Stored data:

•••••

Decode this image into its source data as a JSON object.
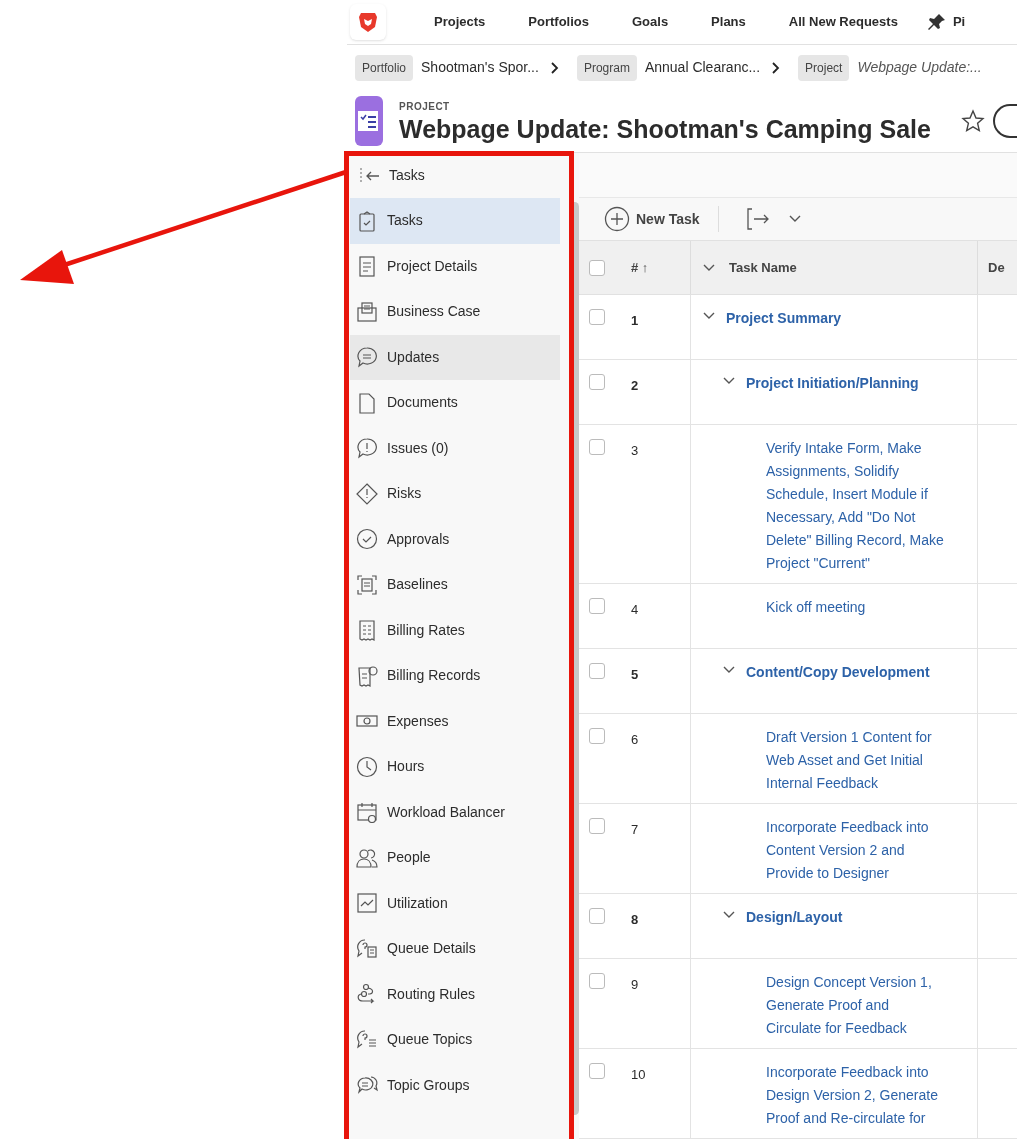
{
  "top_nav": {
    "items": [
      {
        "label": "Projects"
      },
      {
        "label": "Portfolios"
      },
      {
        "label": "Goals"
      },
      {
        "label": "Plans"
      },
      {
        "label": "All New Requests"
      }
    ],
    "pinned": {
      "label": "Pi"
    }
  },
  "breadcrumb": [
    {
      "tag": "Portfolio",
      "label": "Shootman's Spor..."
    },
    {
      "tag": "Program",
      "label": "Annual Clearanc..."
    },
    {
      "tag": "Project",
      "label": "Webpage Update:..."
    }
  ],
  "header": {
    "kind_label": "PROJECT",
    "title": "Webpage Update: Shootman's Camping Sale"
  },
  "sidebar": {
    "title": "Tasks",
    "items": [
      {
        "label": "Tasks",
        "selected": true,
        "hovered": false
      },
      {
        "label": "Project Details",
        "selected": false,
        "hovered": false
      },
      {
        "label": "Business Case",
        "selected": false,
        "hovered": false
      },
      {
        "label": "Updates",
        "selected": false,
        "hovered": true
      },
      {
        "label": "Documents",
        "selected": false,
        "hovered": false
      },
      {
        "label": "Issues (0)",
        "selected": false,
        "hovered": false
      },
      {
        "label": "Risks",
        "selected": false,
        "hovered": false
      },
      {
        "label": "Approvals",
        "selected": false,
        "hovered": false
      },
      {
        "label": "Baselines",
        "selected": false,
        "hovered": false
      },
      {
        "label": "Billing Rates",
        "selected": false,
        "hovered": false
      },
      {
        "label": "Billing Records",
        "selected": false,
        "hovered": false
      },
      {
        "label": "Expenses",
        "selected": false,
        "hovered": false
      },
      {
        "label": "Hours",
        "selected": false,
        "hovered": false
      },
      {
        "label": "Workload Balancer",
        "selected": false,
        "hovered": false
      },
      {
        "label": "People",
        "selected": false,
        "hovered": false
      },
      {
        "label": "Utilization",
        "selected": false,
        "hovered": false
      },
      {
        "label": "Queue Details",
        "selected": false,
        "hovered": false
      },
      {
        "label": "Routing Rules",
        "selected": false,
        "hovered": false
      },
      {
        "label": "Queue Topics",
        "selected": false,
        "hovered": false
      },
      {
        "label": "Topic Groups",
        "selected": false,
        "hovered": false
      }
    ]
  },
  "toolbar": {
    "new_task": "New Task"
  },
  "table": {
    "all_checked": false,
    "columns": [
      "# ↑",
      "Task Name",
      "De"
    ],
    "rows": [
      {
        "number": "1",
        "name": "Project Summary",
        "kind": "summary",
        "checked": false,
        "children": [
          {
            "number": "2",
            "name": "Project Initiation/Planning",
            "kind": "summary",
            "checked": false,
            "children": [
              {
                "number": "3",
                "name": "Verify Intake Form, Make Assignments, Solidify Schedule, Insert Module if Necessary, Add \"Do Not Delete\" Billing Record, Make Project \"Current\"",
                "kind": "task",
                "checked": false
              },
              {
                "number": "4",
                "name": "Kick off meeting",
                "kind": "task",
                "checked": false
              }
            ]
          },
          {
            "number": "5",
            "name": "Content/Copy Development",
            "kind": "summary",
            "checked": false,
            "children": [
              {
                "number": "6",
                "name": "Draft Version 1 Content for Web Asset and Get Initial Internal Feedback",
                "kind": "task",
                "checked": false
              },
              {
                "number": "7",
                "name": "Incorporate Feedback into Content Version 2 and Provide to Designer",
                "kind": "task",
                "checked": false
              }
            ]
          },
          {
            "number": "8",
            "name": "Design/Layout",
            "kind": "summary",
            "checked": false,
            "children": [
              {
                "number": "9",
                "name": "Design Concept Version 1, Generate Proof and Circulate for Feedback",
                "kind": "task",
                "checked": false
              },
              {
                "number": "10",
                "name": "Incorporate Feedback into Design Version 2, Generate Proof and Re-circulate for",
                "kind": "task",
                "checked": false
              }
            ]
          }
        ]
      }
    ]
  }
}
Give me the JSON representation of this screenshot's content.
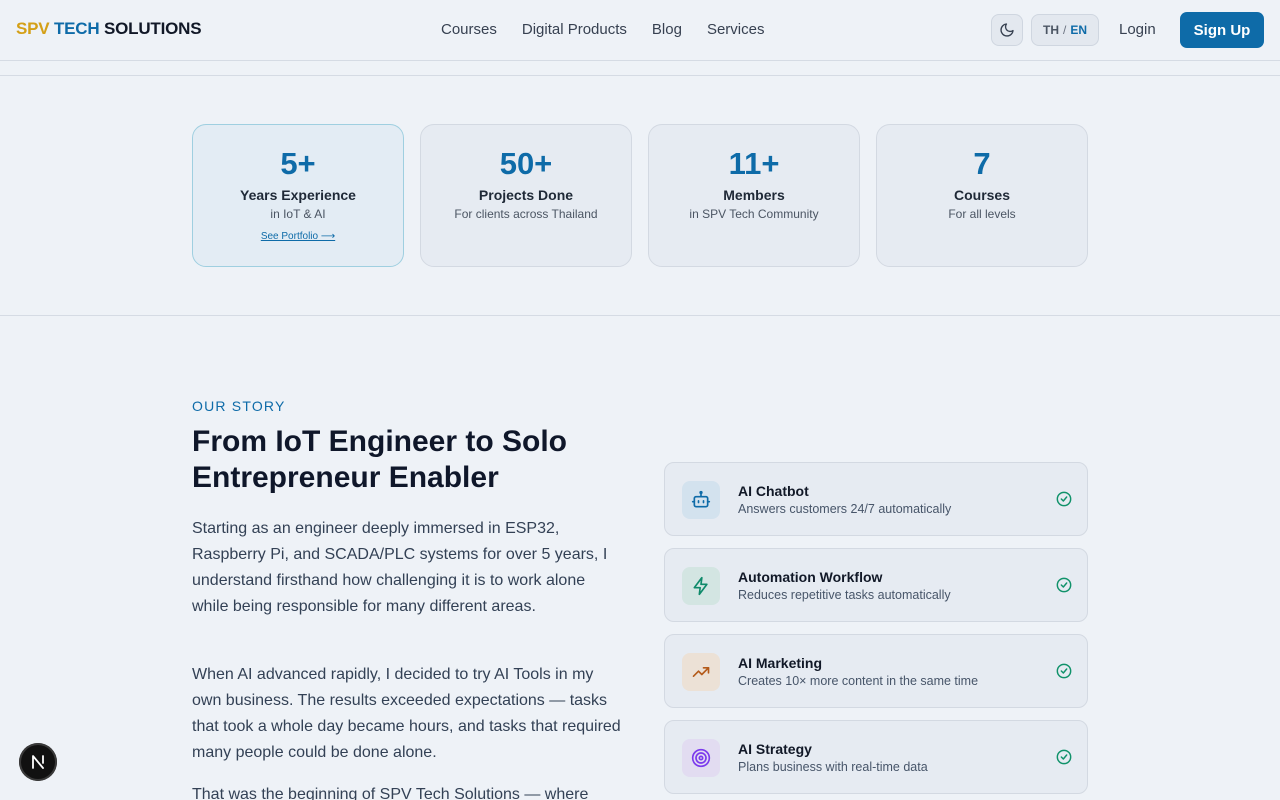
{
  "header": {
    "logo": {
      "part1": "SPV",
      "part2": "TECH",
      "part3": "SOLUTIONS"
    },
    "nav": [
      "Courses",
      "Digital Products",
      "Blog",
      "Services"
    ],
    "lang": {
      "th": "TH",
      "sep": "/",
      "en": "EN"
    },
    "login": "Login",
    "signup": "Sign Up"
  },
  "stats": [
    {
      "num": "5+",
      "label": "Years Experience",
      "sub": "in IoT & AI",
      "link": "See Portfolio ⟶"
    },
    {
      "num": "50+",
      "label": "Projects Done",
      "sub": "For clients across Thailand"
    },
    {
      "num": "11+",
      "label": "Members",
      "sub": "in SPV Tech Community"
    },
    {
      "num": "7",
      "label": "Courses",
      "sub": "For all levels"
    }
  ],
  "story": {
    "eyebrow": "OUR STORY",
    "title": "From IoT Engineer to Solo Entrepreneur Enabler",
    "paragraphs": [
      "Starting as an engineer deeply immersed in ESP32, Raspberry Pi, and SCADA/PLC systems for over 5 years, I understand firsthand how challenging it is to work alone while being responsible for many different areas.",
      "When AI advanced rapidly, I decided to try AI Tools in my own business. The results exceeded expectations — tasks that took a whole day became hours, and tasks that required many people could be done alone.",
      "That was the beginning of SPV Tech Solutions — where"
    ]
  },
  "features": [
    {
      "title": "AI Chatbot",
      "desc": "Answers customers 24/7 automatically",
      "icon": "robot-icon",
      "color": "#0e6ba8",
      "bg": "#d3e2ee"
    },
    {
      "title": "Automation Workflow",
      "desc": "Reduces repetitive tasks automatically",
      "icon": "lightning-icon",
      "color": "#0f8a6a",
      "bg": "#d3e5e2"
    },
    {
      "title": "AI Marketing",
      "desc": "Creates 10× more content in the same time",
      "icon": "trending-up-icon",
      "color": "#b45a1a",
      "bg": "#ece1d6"
    },
    {
      "title": "AI Strategy",
      "desc": "Plans business with real-time data",
      "icon": "target-icon",
      "color": "#7c3aed",
      "bg": "#e2dcf1"
    }
  ],
  "colors": {
    "accent": "#0e6ba8",
    "gold": "#d4a017",
    "check": "#10926a"
  },
  "badge": {
    "letter": "N"
  }
}
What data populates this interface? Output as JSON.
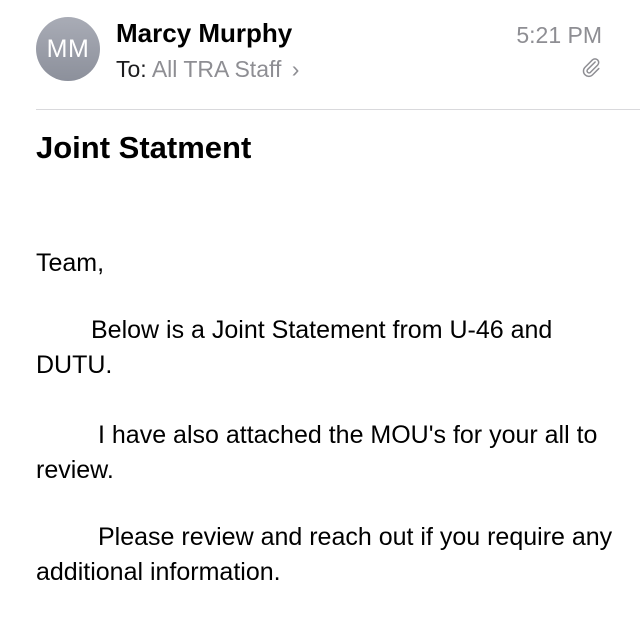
{
  "header": {
    "avatar_initials": "MM",
    "sender_name": "Marcy Murphy",
    "to_label": "To:",
    "recipients": "All TRA Staff",
    "chevron": "›",
    "time": "5:21 PM",
    "attachment_icon": "paperclip-icon"
  },
  "message": {
    "subject": "Joint Statment",
    "greeting": "Team,",
    "paragraphs": [
      "Below is a Joint Statement from U-46 and DUTU.",
      "I have also attached the MOU's for your all to review.",
      "Please review and reach out if you require any additional information."
    ]
  },
  "colors": {
    "secondary_text": "#8e8e93",
    "avatar_bg": "#9a9ea8",
    "divider": "#d9d9dc"
  }
}
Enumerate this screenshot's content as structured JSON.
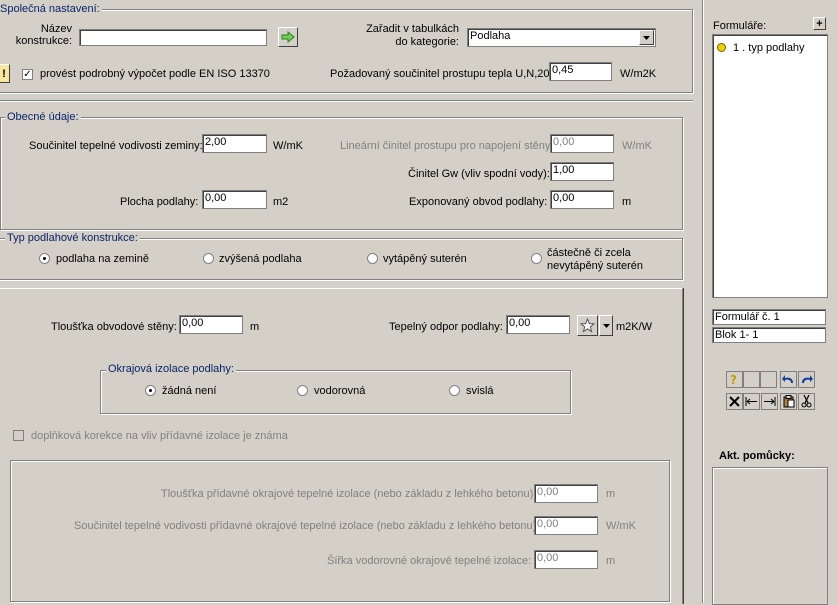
{
  "common": {
    "legend": "Společná nastavení:",
    "name_label_1": "Název",
    "name_label_2": "konstrukce:",
    "name_value": "",
    "category_label_1": "Zařadit v tabulkách",
    "category_label_2": "do kategorie:",
    "category_value": "Podlaha",
    "detailed_calc_label": "provést podrobný výpočet podle EN ISO 13370",
    "required_u_label": "Požadovaný součinitel prostupu tepla U,N,20:",
    "required_u_value": "0,45",
    "required_u_unit": "W/m2K",
    "warning_glyph": "!"
  },
  "general": {
    "legend": "Obecné údaje:",
    "soil_conductivity_label": "Součinitel tepelné vodivosti zeminy:",
    "soil_conductivity_value": "2,00",
    "soil_conductivity_unit": "W/mK",
    "linear_label": "Lineární činitel prostupu pro napojení stěny:",
    "linear_value": "0,00",
    "linear_unit": "W/mK",
    "gw_label": "Činitel Gw (vliv spodní vody):",
    "gw_value": "1,00",
    "floor_area_label": "Plocha podlahy:",
    "floor_area_value": "0,00",
    "floor_area_unit": "m2",
    "perimeter_label": "Exponovaný obvod podlahy:",
    "perimeter_value": "0,00",
    "perimeter_unit": "m"
  },
  "floor_type": {
    "legend": "Typ podlahové konstrukce:",
    "opt1": "podlaha na zemině",
    "opt2": "zvýšená podlaha",
    "opt3": "vytápěný suterén",
    "opt4_1": "částečně či zcela",
    "opt4_2": "nevytápěný suterén"
  },
  "ground_floor": {
    "wall_thickness_label": "Tloušťka obvodové stěny:",
    "wall_thickness_value": "0,00",
    "wall_thickness_unit": "m",
    "resistance_label": "Tepelný odpor podlahy:",
    "resistance_value": "0,00",
    "resistance_unit": "m2K/W",
    "edge_legend": "Okrajová izolace podlahy:",
    "edge_opt1": "žádná není",
    "edge_opt2": "vodorovná",
    "edge_opt3": "svislá",
    "extra_correction_label": "doplňková korekce na vliv přídavné izolace je známa",
    "extra_thickness_label": "Tloušťka přídavné okrajové tepelné izolace (nebo základu z lehkého betonu):",
    "extra_thickness_value": "0,00",
    "extra_thickness_unit": "m",
    "extra_conductivity_label": "Součinitel tepelné vodivosti přídavné okrajové tepelné izolace (nebo základu z lehkého betonu):",
    "extra_conductivity_value": "0,00",
    "extra_conductivity_unit": "W/mK",
    "extra_width_label": "Šířka vodorovné okrajové tepelné izolace:",
    "extra_width_value": "0,00",
    "extra_width_unit": "m"
  },
  "sidebar": {
    "forms_label": "Formuláře:",
    "add_glyph": "+",
    "form_item": "1 . typ podlahy",
    "form_number": "Formulář č.  1",
    "block": "Blok  1-  1",
    "tools_label": "Akt. pomůcky:"
  },
  "colors": {
    "face": "#d4d0c8",
    "legend_text": "#0a246a",
    "accent_green": "#2e9b2e",
    "accent_yellow": "#f0d000"
  }
}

•••••

### YOUR GOAL
Extract all lines from the data in which "konstrukce" is found.

### RESPONSE
    "name_label_2": "konstrukce:",
    "legend": "Typ podlahové konstrukce:",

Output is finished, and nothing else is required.